PROBLEM SET:
1) In the article on the Porto-Novo Mask Festival, which two city squares are named as festival venues?
2) Render this sentence from the article on the Porto-Novo Mask Festival in French: "For a few charged days, Benin’s capital becomes a theatre without walls."
3) Resume the article on the Porto-Novo Mask Festival from the point where it stops.
+++ DOCUMENT SEGMENT +++
Culture

Masks, Drums and Ancestors: Porto-Novo’s Mask Festival Turns Benin’s Capital Into Open-Air Theatre

The Porto-Novo Mask Festival in Benin, scheduled for July 25 and 26, 2026, transforms the city into a vibrant celebration of Vodun traditions, blending performance and ritual. The festival showcases various masking traditions, such as Egungun and Zangbeto, highlighting their cultural significance as intermediaries between the living and spiritual realms. It features live drumming, grand processions, and scholarly discussions, emphasizing the importance of preserving and interpreting these traditions. The festival not only draws visitors with its artistic expressions and local gastronomy but also serves as a testament to Beninese identity and cultural diplomacy, affirming Vodun's living heritage in the modern world.

Masks, Drums and Ancestors: Porto-Novo’s Mask Festival Turns Benin’s Capital Into Open-Air Theatre

July 4, 2026  |  African Meridian

For a few charged days, Benin’s capital becomes a theatre without walls. The Porto-Novo Mask Festival transforms the historic city into a vibrant open-air stage, drawing residents and visitors into an immersive celebration of ancestral Vodun traditions. Across the city’s storied squares — among them Lokossa and Migan — sacred Azohoun mask portrait exhibitions, live rhythmic ritual drumming and processions bring centuries of spiritual heritage into the streets.
+++ RAW DATA +++
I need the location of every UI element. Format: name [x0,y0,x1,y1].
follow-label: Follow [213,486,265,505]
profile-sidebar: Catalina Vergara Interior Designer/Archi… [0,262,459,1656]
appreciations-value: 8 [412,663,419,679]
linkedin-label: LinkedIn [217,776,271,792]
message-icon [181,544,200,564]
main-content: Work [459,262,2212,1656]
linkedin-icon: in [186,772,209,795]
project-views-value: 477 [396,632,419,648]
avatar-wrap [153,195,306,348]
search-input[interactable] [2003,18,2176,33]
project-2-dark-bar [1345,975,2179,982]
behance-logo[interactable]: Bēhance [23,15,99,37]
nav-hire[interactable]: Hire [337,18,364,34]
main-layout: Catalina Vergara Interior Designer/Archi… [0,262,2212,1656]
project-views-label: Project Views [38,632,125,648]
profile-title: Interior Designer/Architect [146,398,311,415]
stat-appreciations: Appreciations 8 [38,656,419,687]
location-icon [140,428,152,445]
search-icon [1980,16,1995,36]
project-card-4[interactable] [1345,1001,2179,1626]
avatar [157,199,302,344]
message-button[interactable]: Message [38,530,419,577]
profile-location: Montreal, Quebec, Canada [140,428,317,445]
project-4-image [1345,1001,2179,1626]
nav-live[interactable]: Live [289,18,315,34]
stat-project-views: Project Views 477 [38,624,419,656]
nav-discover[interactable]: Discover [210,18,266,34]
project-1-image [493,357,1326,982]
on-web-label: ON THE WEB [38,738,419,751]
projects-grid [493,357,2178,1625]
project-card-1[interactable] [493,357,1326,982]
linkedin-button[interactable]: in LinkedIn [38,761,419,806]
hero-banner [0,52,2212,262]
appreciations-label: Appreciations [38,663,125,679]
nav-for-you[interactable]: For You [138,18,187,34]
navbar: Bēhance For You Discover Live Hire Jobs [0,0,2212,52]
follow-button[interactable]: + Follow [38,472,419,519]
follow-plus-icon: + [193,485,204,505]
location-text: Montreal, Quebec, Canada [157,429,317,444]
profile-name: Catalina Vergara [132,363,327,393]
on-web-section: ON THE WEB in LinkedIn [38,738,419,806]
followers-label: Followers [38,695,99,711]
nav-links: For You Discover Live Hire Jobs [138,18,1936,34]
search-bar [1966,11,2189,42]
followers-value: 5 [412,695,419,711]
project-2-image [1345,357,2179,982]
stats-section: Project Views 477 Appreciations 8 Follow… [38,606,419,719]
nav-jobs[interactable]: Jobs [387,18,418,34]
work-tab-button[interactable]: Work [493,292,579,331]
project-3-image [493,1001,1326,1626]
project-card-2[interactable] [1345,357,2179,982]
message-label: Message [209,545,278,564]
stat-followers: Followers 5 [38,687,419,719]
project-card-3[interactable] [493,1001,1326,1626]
+++
RESULTS FOR EACH TASK:
1) Lokossa and Migan.

2) Pendant quelques jours intenses, la capitale du Bénin devient un théâtre sans murs.

3)
The festival is one of Benin’s major cultural events, staged in Porto-Novo, a city whose historic core carries deep layers of royal and religious memory. At its heart is the veneration of masks both sacred and profane — traditions that in this region are inseparable from the Vodun spiritual system, in which masked figures serve as intermediaries between the living community and the world of ancestors and spirits.

The masking traditions on display span a remarkable range. Among the best known are the Egungun, ancestral spirits that return in swirling, layered costumes to bless and admonish the living; the Zangbeto, the nocturnal guardians whose whirling forms are associated with community protection and order; and the Guèlèdè and Gunuko traditions, celebrated for their artistry and their honouring of the spiritual power of women and elders. Each carries its own codes, music and meaning, and each turns the boundary between performance and ritual into something porous.

This is not spectacle staged for tourists alone. The festival celebrates the traditions of sacred and profane masks through grand processions, concerts, artisan spaces and even scholarly colloquia — a combination that treats living heritage as something to be both performed and studied. The pairing of ritual drumming in the squares with academic exchange reflects a deliberate ambition: to keep the traditions vital while documenting and interpreting them for future generations.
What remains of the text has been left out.